### STORED DATA
═══

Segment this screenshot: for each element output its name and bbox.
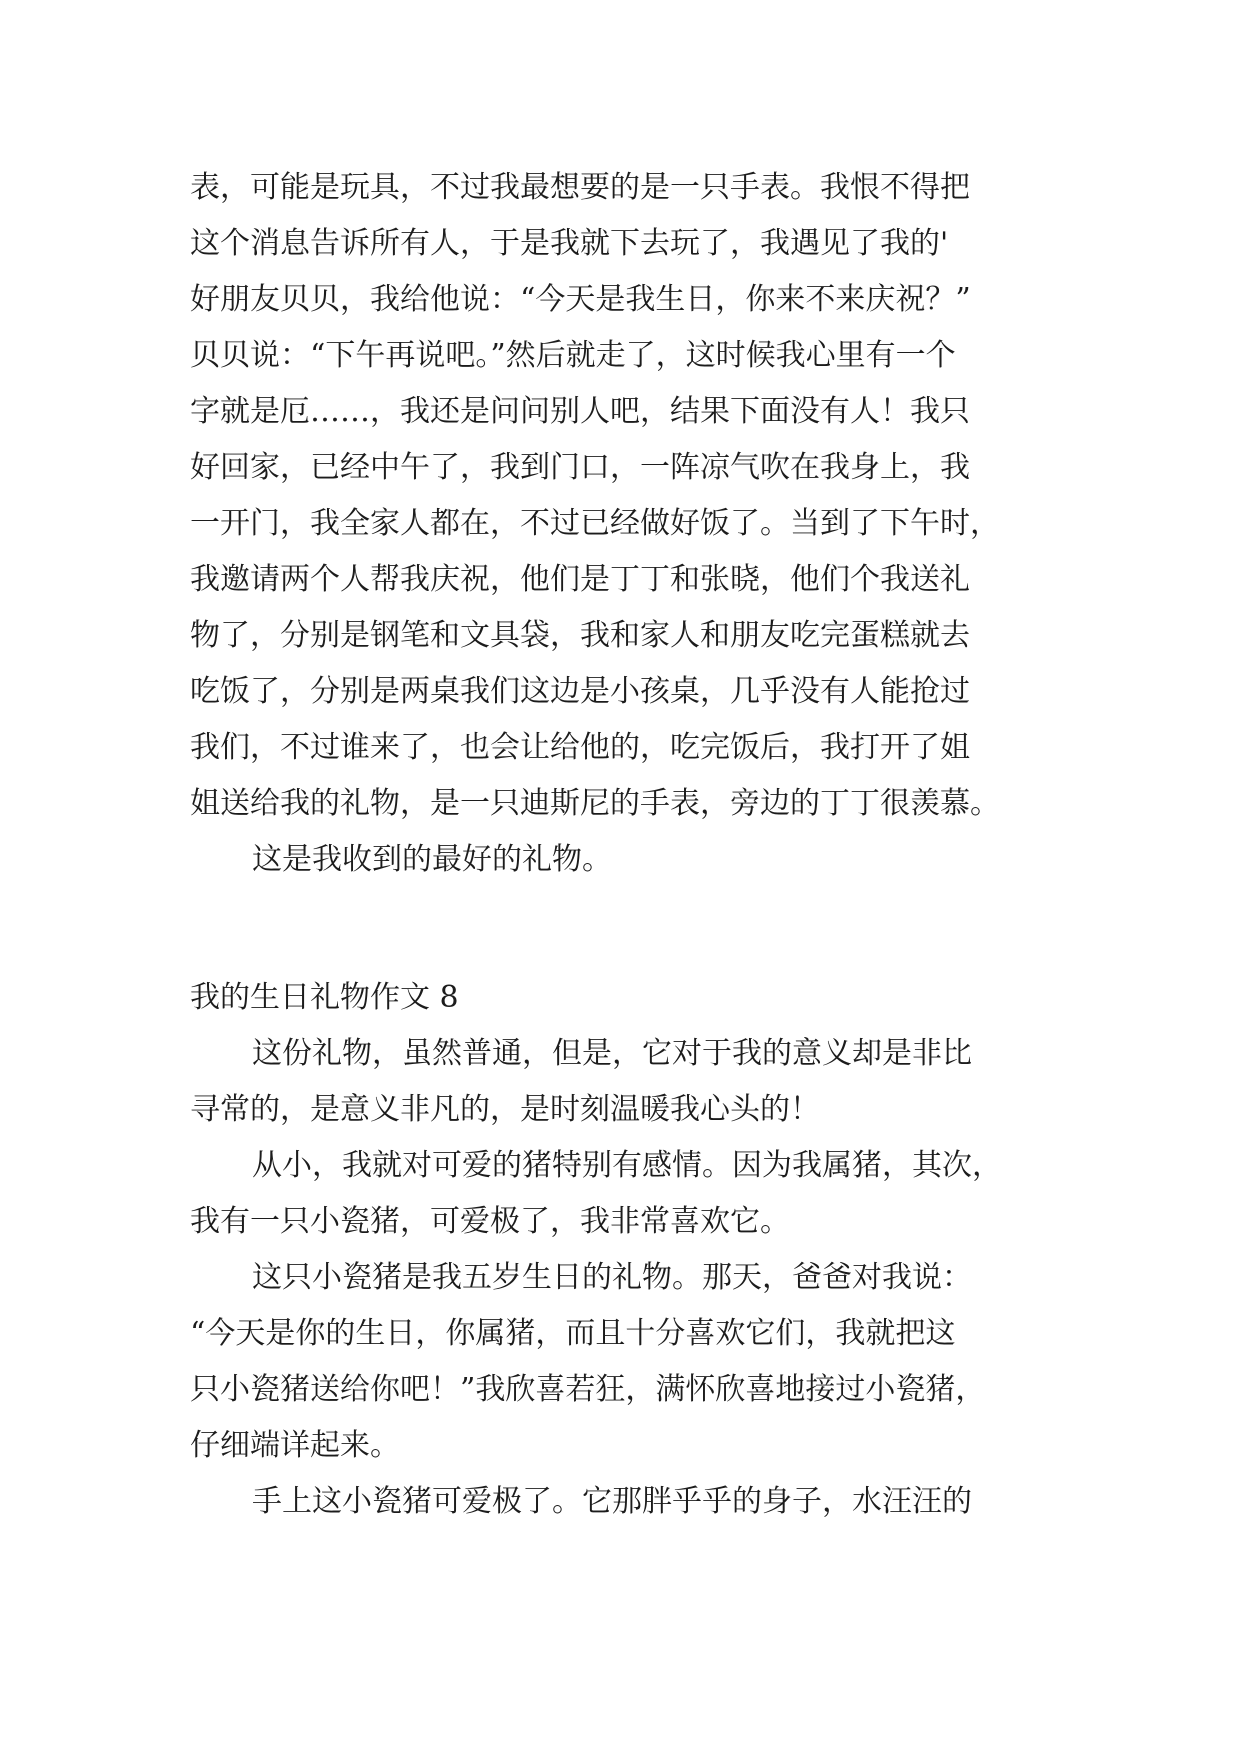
essay-title: 我的生日礼物作文 8 bbox=[190, 980, 459, 1015]
text-line: 从小，我就对可爱的猪特别有感情。因为我属猪，其次， bbox=[252, 1148, 1002, 1183]
text-line: 只小瓷猪送给你吧！”我欣喜若狂，满怀欣喜地接过小瓷猪， bbox=[190, 1372, 986, 1407]
paragraph bbox=[190, 1138, 1060, 1250]
text-line: 字就是厄……，我还是问问别人吧，结果下面没有人！我只 bbox=[190, 394, 970, 429]
document-body bbox=[190, 160, 1060, 1530]
text-line: 表，可能是玩具，不过我最想要的是一只手表。我恨不得把 bbox=[190, 170, 970, 205]
essay7-continuation bbox=[190, 160, 1060, 888]
text-line: 这只小瓷猪是我五岁生日的礼物。那天，爸爸对我说： bbox=[252, 1260, 972, 1295]
paragraph bbox=[190, 1474, 1060, 1530]
section-gap bbox=[190, 888, 1060, 970]
paragraph bbox=[190, 1026, 1060, 1138]
text-line: 手上这小瓷猪可爱极了。它那胖乎乎的身子，水汪汪的 bbox=[252, 1484, 972, 1519]
text-line: 仔细端详起来。 bbox=[190, 1428, 400, 1463]
text-line: “今天是你的生日，你属猪，而且十分喜欢它们，我就把这 bbox=[190, 1316, 956, 1351]
text-line: 贝贝说：“下午再说吧。”然后就走了，这时候我心里有一个 bbox=[190, 338, 956, 373]
text-line: 我们，不过谁来了，也会让给他的，吃完饭后，我打开了姐 bbox=[190, 730, 970, 765]
text-line: 物了，分别是钢笔和文具袋，我和家人和朋友吃完蛋糕就去 bbox=[190, 618, 970, 653]
text-line: 一开门，我全家人都在，不过已经做好饭了。当到了下午时， bbox=[190, 506, 1000, 541]
paragraph bbox=[190, 1250, 1060, 1474]
text-line: 姐送给我的礼物，是一只迪斯尼的手表，旁边的丁丁很羡慕。 bbox=[190, 786, 1000, 821]
text-line: 吃饭了，分别是两桌我们这边是小孩桌，几乎没有人能抢过 bbox=[190, 674, 970, 709]
text-line: 这个消息告诉所有人，于是我就下去玩了，我遇见了我的' bbox=[190, 226, 949, 261]
closing-line: 这是我收到的最好的礼物。 bbox=[252, 842, 612, 877]
text-line: 我邀请两个人帮我庆祝，他们是丁丁和张晓，他们个我送礼 bbox=[190, 562, 970, 597]
text-line: 好朋友贝贝，我给他说：“今天是我生日，你来不来庆祝？” bbox=[190, 282, 971, 317]
text-line: 寻常的，是意义非凡的，是时刻温暖我心头的！ bbox=[190, 1092, 820, 1127]
text-line: 我有一只小瓷猪，可爱极了，我非常喜欢它。 bbox=[190, 1204, 790, 1239]
essay8 bbox=[190, 970, 1060, 1530]
text-line: 这份礼物，虽然普通，但是，它对于我的意义却是非比 bbox=[252, 1036, 972, 1071]
text-line: 好回家，已经中午了，我到门口，一阵凉气吹在我身上，我 bbox=[190, 450, 970, 485]
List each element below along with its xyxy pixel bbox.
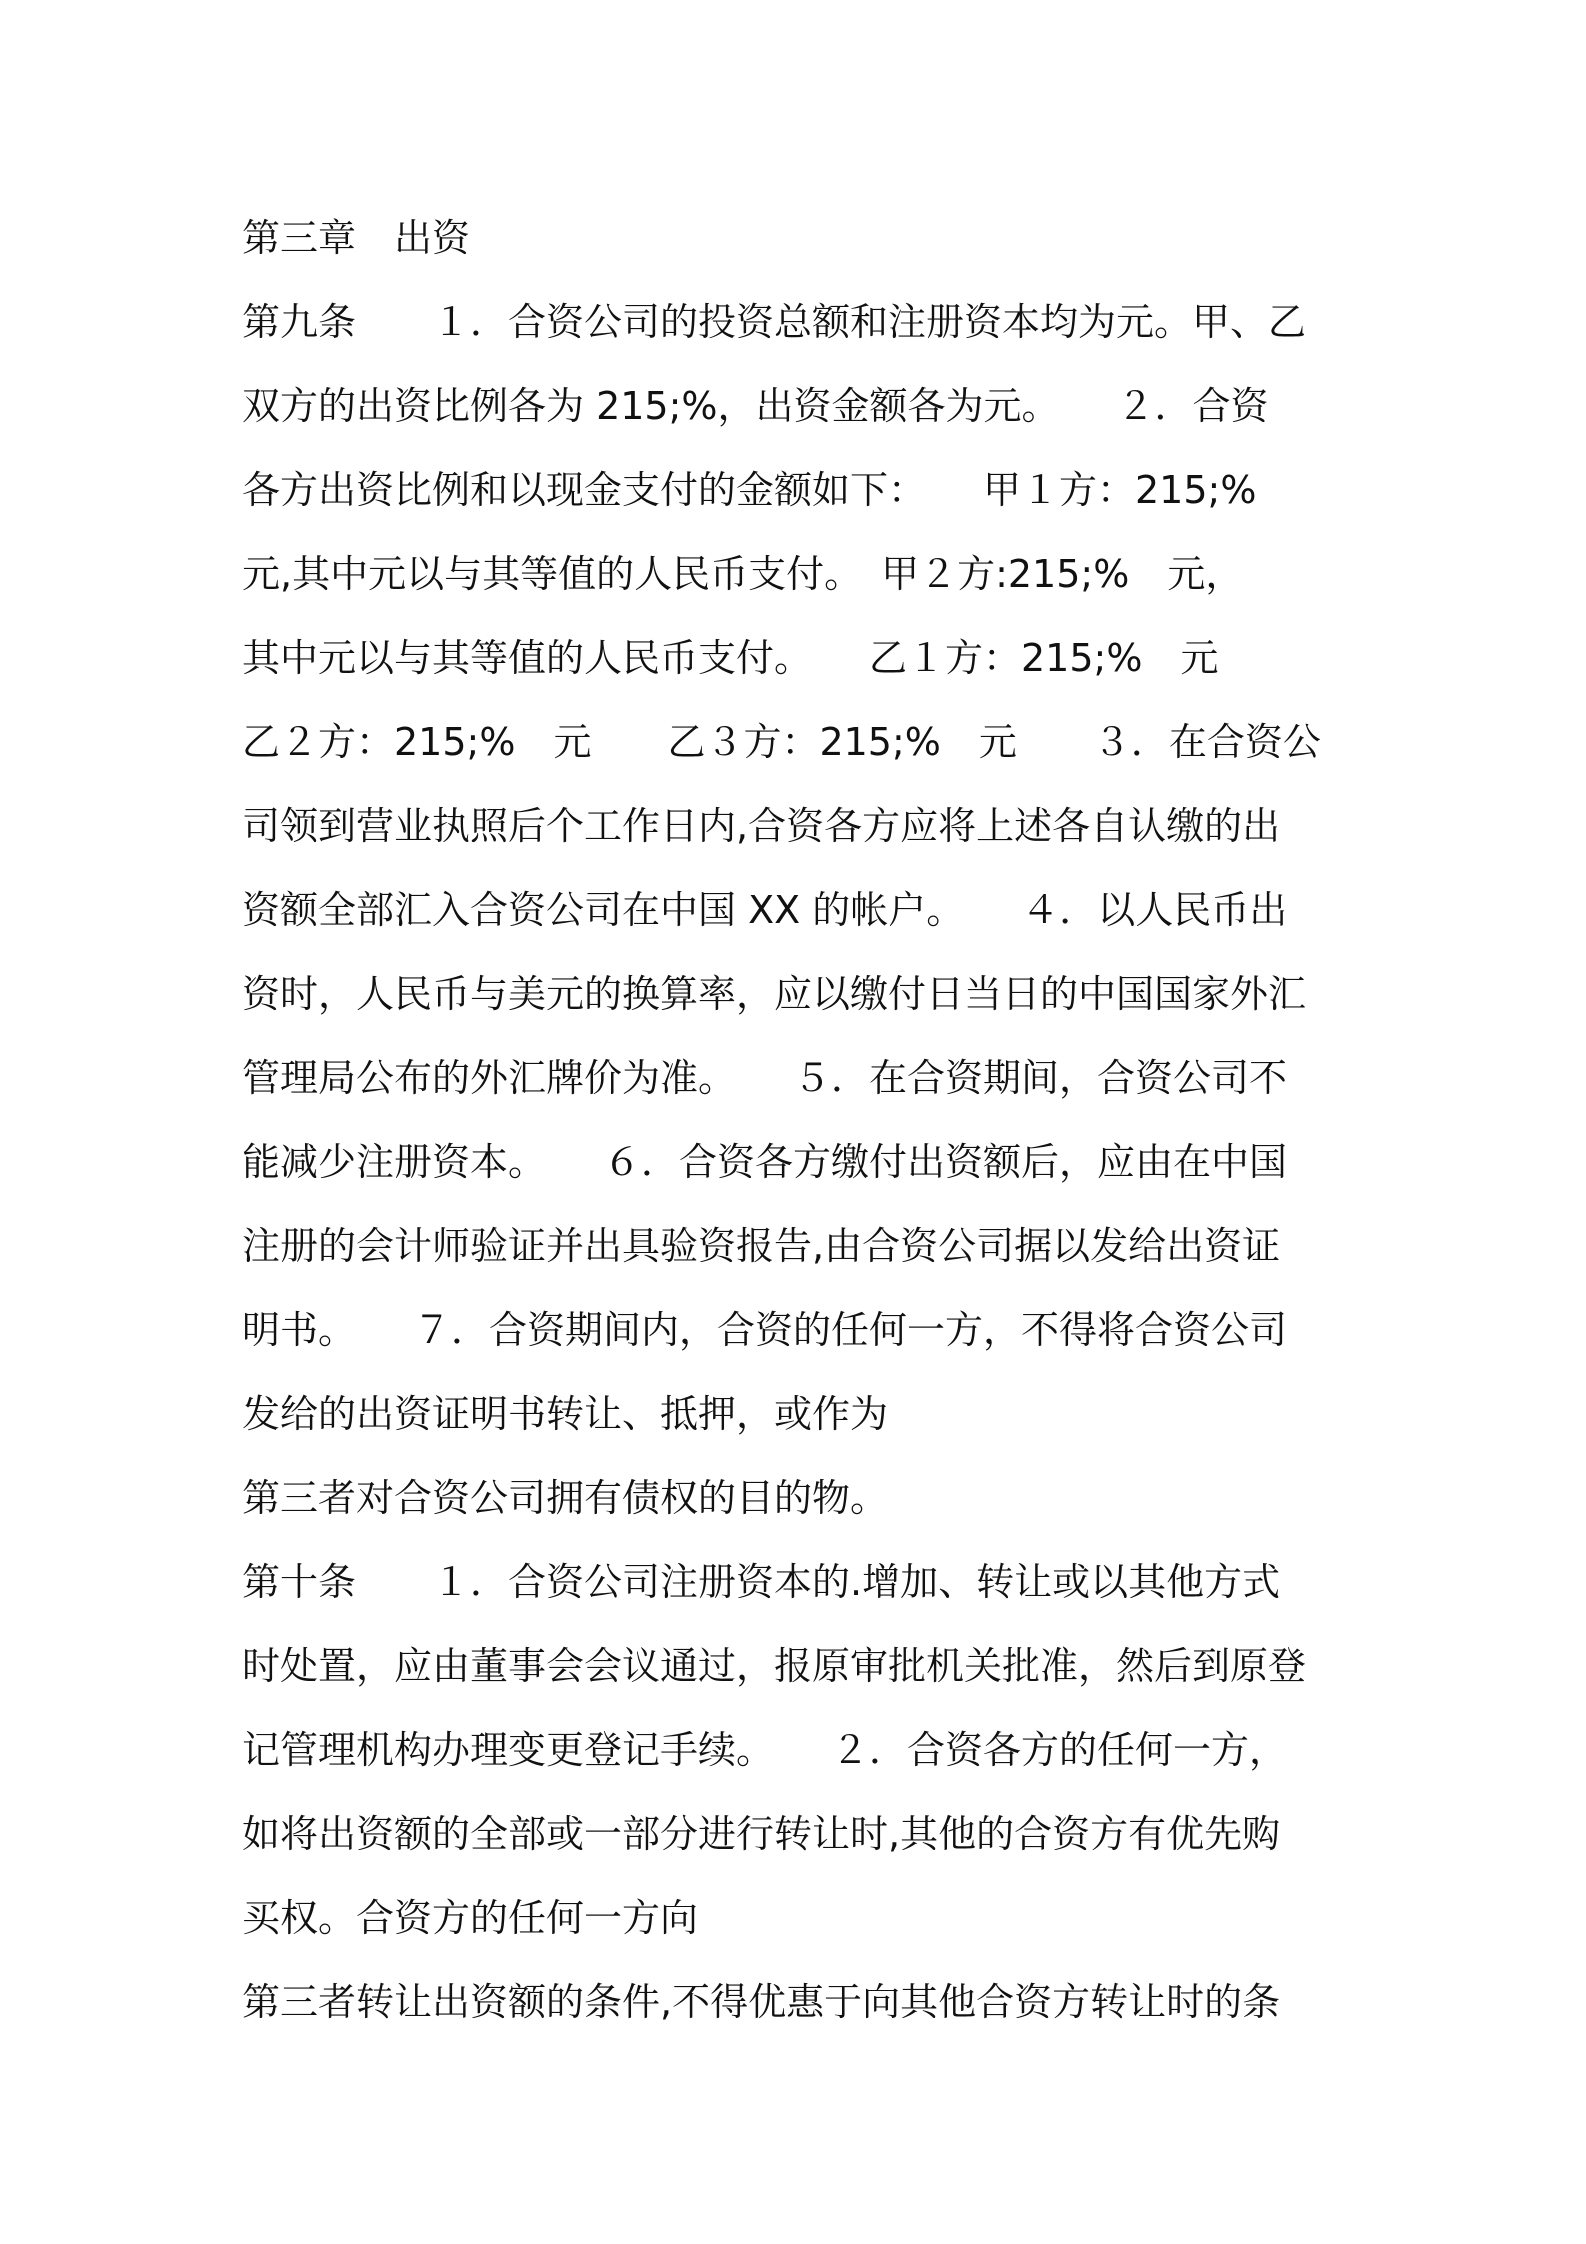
article-9-line: 其中元以与其等值的人民币支付。 乙１方：215;% 元 [242, 636, 1219, 680]
article-9-line: 资额全部汇入合资公司在中国 XX 的帐户。 ４．以人民币出 [242, 888, 1288, 932]
article-10-line: 记管理机构办理变更登记手续。 ２．合资各方的任何一方， [242, 1728, 1288, 1772]
article-9-line: 能减少注册资本。 ６．合资各方缴付出资额后，应由在中国 [242, 1140, 1288, 1184]
article-10-line: 如将出资额的全部或一部分进行转让时,其他的合资方有优先购 [242, 1812, 1281, 1856]
article-9-line: 明书。 ７．合资期间内，合资的任何一方，不得将合资公司 [242, 1308, 1288, 1352]
article-9-line: 第九条 １．合资公司的投资总额和注册资本均为元。甲、乙 [242, 300, 1307, 344]
article-10-line: 买权。合资方的任何一方向 [242, 1896, 699, 1940]
document-body [242, 196, 1352, 2044]
article-10-line: 第三者转让出资额的条件,不得优惠于向其他合资方转让时的条 [242, 1980, 1281, 2024]
article-9-line: 司领到营业执照后个工作日内,合资各方应将上述各自认缴的出 [242, 804, 1281, 848]
article-9-line: 乙２方：215;% 元 乙３方：215;% 元 ３．在合资公 [242, 720, 1321, 764]
article-9-line: 元,其中元以与其等值的人民币支付。 甲２方:215;% 元， [242, 552, 1244, 596]
article-9-line: 注册的会计师验证并出具验资报告,由合资公司据以发给出资证 [242, 1224, 1281, 1268]
article-9-line: 资时，人民币与美元的换算率，应以缴付日当日的中国国家外汇 [242, 972, 1307, 1016]
article-9-line: 双方的出资比例各为 215;%，出资金额各为元。 ２．合资 [242, 384, 1269, 428]
chapter-heading: 第三章 出资 [242, 216, 471, 260]
article-9-line: 管理局公布的外汇牌价为准。 ５．在合资期间，合资公司不 [242, 1056, 1288, 1100]
article-10-line: 第十条 １．合资公司注册资本的.增加、转让或以其他方式 [242, 1560, 1281, 1604]
article-10-line: 时处置，应由董事会会议通过，报原审批机关批准，然后到原登 [242, 1644, 1307, 1688]
article-9-line: 第三者对合资公司拥有债权的目的物。 [242, 1476, 889, 1520]
article-9-line: 各方出资比例和以现金支付的金额如下： 甲１方：215;% [242, 468, 1257, 512]
article-9-line: 发给的出资证明书转让、抵押，或作为 [242, 1392, 889, 1436]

═══

### EXERCISE TASK
Reproduce every line of the entries above verbatim, with the pictures left out.

### EXERCISE OUTPUT
Segment this screenshot: for each element output its name and bbox.
essay-title: 我的生日礼物作文 8 bbox=[190, 980, 459, 1015]
text-line: 从小，我就对可爱的猪特别有感情。因为我属猪，其次， bbox=[252, 1148, 1002, 1183]
text-line: 只小瓷猪送给你吧！”我欣喜若狂，满怀欣喜地接过小瓷猪， bbox=[190, 1372, 986, 1407]
paragraph bbox=[190, 1138, 1060, 1250]
text-line: 字就是厄……，我还是问问别人吧，结果下面没有人！我只 bbox=[190, 394, 970, 429]
document-body bbox=[190, 160, 1060, 1530]
text-line: 表，可能是玩具，不过我最想要的是一只手表。我恨不得把 bbox=[190, 170, 970, 205]
essay7-continuation bbox=[190, 160, 1060, 888]
text-line: 这只小瓷猪是我五岁生日的礼物。那天，爸爸对我说： bbox=[252, 1260, 972, 1295]
paragraph bbox=[190, 1474, 1060, 1530]
section-gap bbox=[190, 888, 1060, 970]
paragraph bbox=[190, 1026, 1060, 1138]
text-line: 手上这小瓷猪可爱极了。它那胖乎乎的身子，水汪汪的 bbox=[252, 1484, 972, 1519]
text-line: 仔细端详起来。 bbox=[190, 1428, 400, 1463]
text-line: “今天是你的生日，你属猪，而且十分喜欢它们，我就把这 bbox=[190, 1316, 956, 1351]
text-line: 贝贝说：“下午再说吧。”然后就走了，这时候我心里有一个 bbox=[190, 338, 956, 373]
text-line: 我们，不过谁来了，也会让给他的，吃完饭后，我打开了姐 bbox=[190, 730, 970, 765]
text-line: 物了，分别是钢笔和文具袋，我和家人和朋友吃完蛋糕就去 bbox=[190, 618, 970, 653]
text-line: 一开门，我全家人都在，不过已经做好饭了。当到了下午时， bbox=[190, 506, 1000, 541]
paragraph bbox=[190, 1250, 1060, 1474]
text-line: 姐送给我的礼物，是一只迪斯尼的手表，旁边的丁丁很羡慕。 bbox=[190, 786, 1000, 821]
text-line: 吃饭了，分别是两桌我们这边是小孩桌，几乎没有人能抢过 bbox=[190, 674, 970, 709]
text-line: 这个消息告诉所有人，于是我就下去玩了，我遇见了我的' bbox=[190, 226, 949, 261]
closing-line: 这是我收到的最好的礼物。 bbox=[252, 842, 612, 877]
text-line: 我邀请两个人帮我庆祝，他们是丁丁和张晓，他们个我送礼 bbox=[190, 562, 970, 597]
text-line: 好朋友贝贝，我给他说：“今天是我生日，你来不来庆祝？” bbox=[190, 282, 971, 317]
text-line: 寻常的，是意义非凡的，是时刻温暖我心头的！ bbox=[190, 1092, 820, 1127]
text-line: 我有一只小瓷猪，可爱极了，我非常喜欢它。 bbox=[190, 1204, 790, 1239]
essay8 bbox=[190, 970, 1060, 1530]
text-line: 这份礼物，虽然普通，但是，它对于我的意义却是非比 bbox=[252, 1036, 972, 1071]
text-line: 好回家，已经中午了，我到门口，一阵凉气吹在我身上，我 bbox=[190, 450, 970, 485]
List each element below along with its xyxy pixel bbox.
article-9-line: 其中元以与其等值的人民币支付。 乙１方：215;% 元 [242, 636, 1219, 680]
article-9-line: 资额全部汇入合资公司在中国 XX 的帐户。 ４．以人民币出 [242, 888, 1288, 932]
article-10-line: 记管理机构办理变更登记手续。 ２．合资各方的任何一方， [242, 1728, 1288, 1772]
article-9-line: 能减少注册资本。 ６．合资各方缴付出资额后，应由在中国 [242, 1140, 1288, 1184]
article-10-line: 如将出资额的全部或一部分进行转让时,其他的合资方有优先购 [242, 1812, 1281, 1856]
article-9-line: 明书。 ７．合资期间内，合资的任何一方，不得将合资公司 [242, 1308, 1288, 1352]
article-9-line: 第九条 １．合资公司的投资总额和注册资本均为元。甲、乙 [242, 300, 1307, 344]
article-10-line: 买权。合资方的任何一方向 [242, 1896, 699, 1940]
document-body [242, 196, 1352, 2044]
article-10-line: 第三者转让出资额的条件,不得优惠于向其他合资方转让时的条 [242, 1980, 1281, 2024]
article-9-line: 司领到营业执照后个工作日内,合资各方应将上述各自认缴的出 [242, 804, 1281, 848]
article-9-line: 乙２方：215;% 元 乙３方：215;% 元 ３．在合资公 [242, 720, 1321, 764]
article-9-line: 元,其中元以与其等值的人民币支付。 甲２方:215;% 元， [242, 552, 1244, 596]
article-9-line: 注册的会计师验证并出具验资报告,由合资公司据以发给出资证 [242, 1224, 1281, 1268]
article-9-line: 资时，人民币与美元的换算率，应以缴付日当日的中国国家外汇 [242, 972, 1307, 1016]
article-9-line: 双方的出资比例各为 215;%，出资金额各为元。 ２．合资 [242, 384, 1269, 428]
chapter-heading: 第三章 出资 [242, 216, 471, 260]
article-9-line: 管理局公布的外汇牌价为准。 ５．在合资期间，合资公司不 [242, 1056, 1288, 1100]
article-10-line: 第十条 １．合资公司注册资本的.增加、转让或以其他方式 [242, 1560, 1281, 1604]
article-10-line: 时处置，应由董事会会议通过，报原审批机关批准，然后到原登 [242, 1644, 1307, 1688]
article-9-line: 第三者对合资公司拥有债权的目的物。 [242, 1476, 889, 1520]
article-9-line: 各方出资比例和以现金支付的金额如下： 甲１方：215;% [242, 468, 1257, 512]
article-9-line: 发给的出资证明书转让、抵押，或作为 [242, 1392, 889, 1436]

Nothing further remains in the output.